## WHAT TO DO:
Only the lines from the one containing "Output a JSON" to the end of the material are to be copied, exactly and in full; images stay out.

## TASK INPUTS:
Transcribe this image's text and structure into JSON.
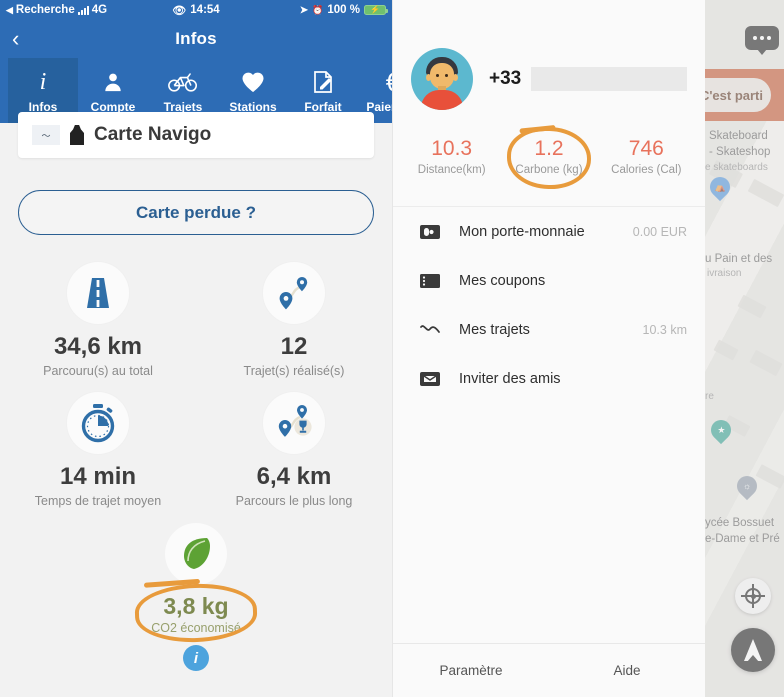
{
  "left_panel": {
    "status_bar": {
      "carrier_back": "Recherche",
      "network": "4G",
      "time": "14:54",
      "battery_percent": "100 %",
      "signal_icon": "signal-bars-icon",
      "eye_icon": "eye-icon",
      "location_icon": "location-arrow-icon",
      "alarm_icon": "alarm-clock-icon",
      "battery_icon": "battery-charging-icon"
    },
    "nav": {
      "back_icon": "chevron-left-icon",
      "title": "Infos"
    },
    "tabs": [
      {
        "label": "Infos",
        "icon": "info-italic-icon",
        "active": true
      },
      {
        "label": "Compte",
        "icon": "user-icon",
        "active": false
      },
      {
        "label": "Trajets",
        "icon": "bicycle-icon",
        "active": false
      },
      {
        "label": "Stations",
        "icon": "heart-icon",
        "active": false
      },
      {
        "label": "Forfait",
        "icon": "document-edit-icon",
        "active": false
      },
      {
        "label": "Paiement",
        "icon": "euro-icon",
        "active": false
      }
    ],
    "navigo_card": {
      "label": "Carte Navigo",
      "icon": "navigo-card-icon"
    },
    "lost_card_button": "Carte perdue ?",
    "stats": [
      {
        "value": "34,6 km",
        "label": "Parcouru(s) au total",
        "icon": "road-icon"
      },
      {
        "value": "12",
        "label": "Trajet(s) réalisé(s)",
        "icon": "route-pins-icon"
      },
      {
        "value": "14 min",
        "label": "Temps de trajet moyen",
        "icon": "stopwatch-icon"
      },
      {
        "value": "6,4 km",
        "label": "Parcours le plus long",
        "icon": "route-trophy-icon"
      }
    ],
    "co2": {
      "value": "3,8 kg",
      "label": "CO2 économisé",
      "icon": "leaf-icon",
      "info_badge": "i",
      "annotation": "orange-circle-annotation"
    }
  },
  "mid_panel": {
    "profile": {
      "avatar_icon": "user-avatar",
      "phone_prefix": "+33",
      "phone_value": ""
    },
    "stats": [
      {
        "value": "10.3",
        "label": "Distance(km)",
        "highlighted": false
      },
      {
        "value": "1.2",
        "label": "Carbone (kg)",
        "highlighted": true
      },
      {
        "value": "746",
        "label": "Calories (Cal)",
        "highlighted": false
      }
    ],
    "list": [
      {
        "label": "Mon porte-monnaie",
        "value": "0.00 EUR",
        "icon": "wallet-icon"
      },
      {
        "label": "Mes coupons",
        "value": "",
        "icon": "coupon-icon"
      },
      {
        "label": "Mes trajets",
        "value": "10.3 km",
        "icon": "route-squiggle-icon"
      },
      {
        "label": "Inviter des amis",
        "value": "",
        "icon": "envelope-icon"
      }
    ],
    "footer": [
      {
        "label": "Paramètre"
      },
      {
        "label": "Aide"
      }
    ]
  },
  "right_panel": {
    "chat_icon": "chat-bubble-icon",
    "cta_button": "C'est parti",
    "labels": [
      "Skateboard",
      "- Skateshop",
      "e skateboards",
      "u Pain et des",
      "ivraison",
      "re",
      "ycée Bossuet",
      "e-Dame et Pré"
    ],
    "pins": [
      {
        "icon": "store-pin-icon",
        "color": "#4a90d9"
      },
      {
        "icon": "shop-pin-icon",
        "color": "#2e9e8f"
      },
      {
        "icon": "school-pin-icon",
        "color": "#7f8b99"
      }
    ],
    "locate_button_icon": "locate-target-icon",
    "navigate_button_icon": "navigation-arrow-icon"
  },
  "colors": {
    "brand_blue": "#2d6cb5",
    "tab_active": "#26619e",
    "accent_orange": "#e89b3c",
    "stat_salmon": "#e8725c",
    "co2_green": "#7e8a50",
    "banner_red": "#c4552e"
  }
}
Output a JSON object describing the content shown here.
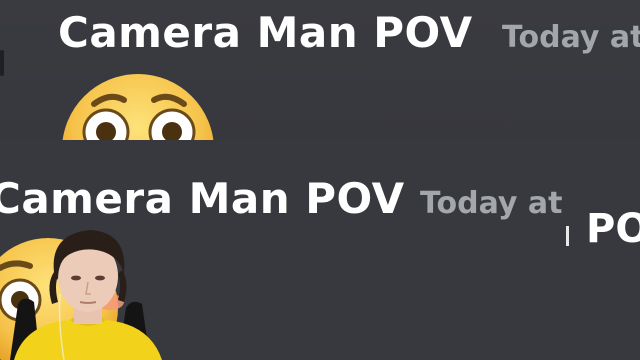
{
  "messages": [
    {
      "author": "Camera Man POV",
      "timestamp": "Today at",
      "emoji": "flushed-face-emoji"
    },
    {
      "author": "Camera Man POV",
      "timestamp": "Today at",
      "emoji": "flushed-face-emoji"
    }
  ],
  "overflow_fragment": "PO",
  "colors": {
    "background": "#36393f",
    "author_text": "#ffffff",
    "timestamp_text": "#a3a6aa",
    "emoji_yellow": "#f6c34a",
    "streamer_shirt": "#f2d21a"
  },
  "overlay": {
    "type": "streamer-webcam"
  }
}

## SOLUTION:
Output a JSON object describing the content shown here.
{
  "messages": [
    {
      "author": "Camera Man POV",
      "timestamp": "Today at",
      "emoji": "flushed-face-emoji"
    },
    {
      "author": "Camera Man POV",
      "timestamp": "Today at",
      "emoji": "flushed-face-emoji"
    }
  ],
  "overflow_fragment": "PO",
  "colors": {
    "background": "#36393f",
    "author_text": "#ffffff",
    "timestamp_text": "#a3a6aa",
    "emoji_yellow": "#f6c34a",
    "streamer_shirt": "#f2d21a"
  },
  "overlay": {
    "type": "streamer-webcam"
  }
}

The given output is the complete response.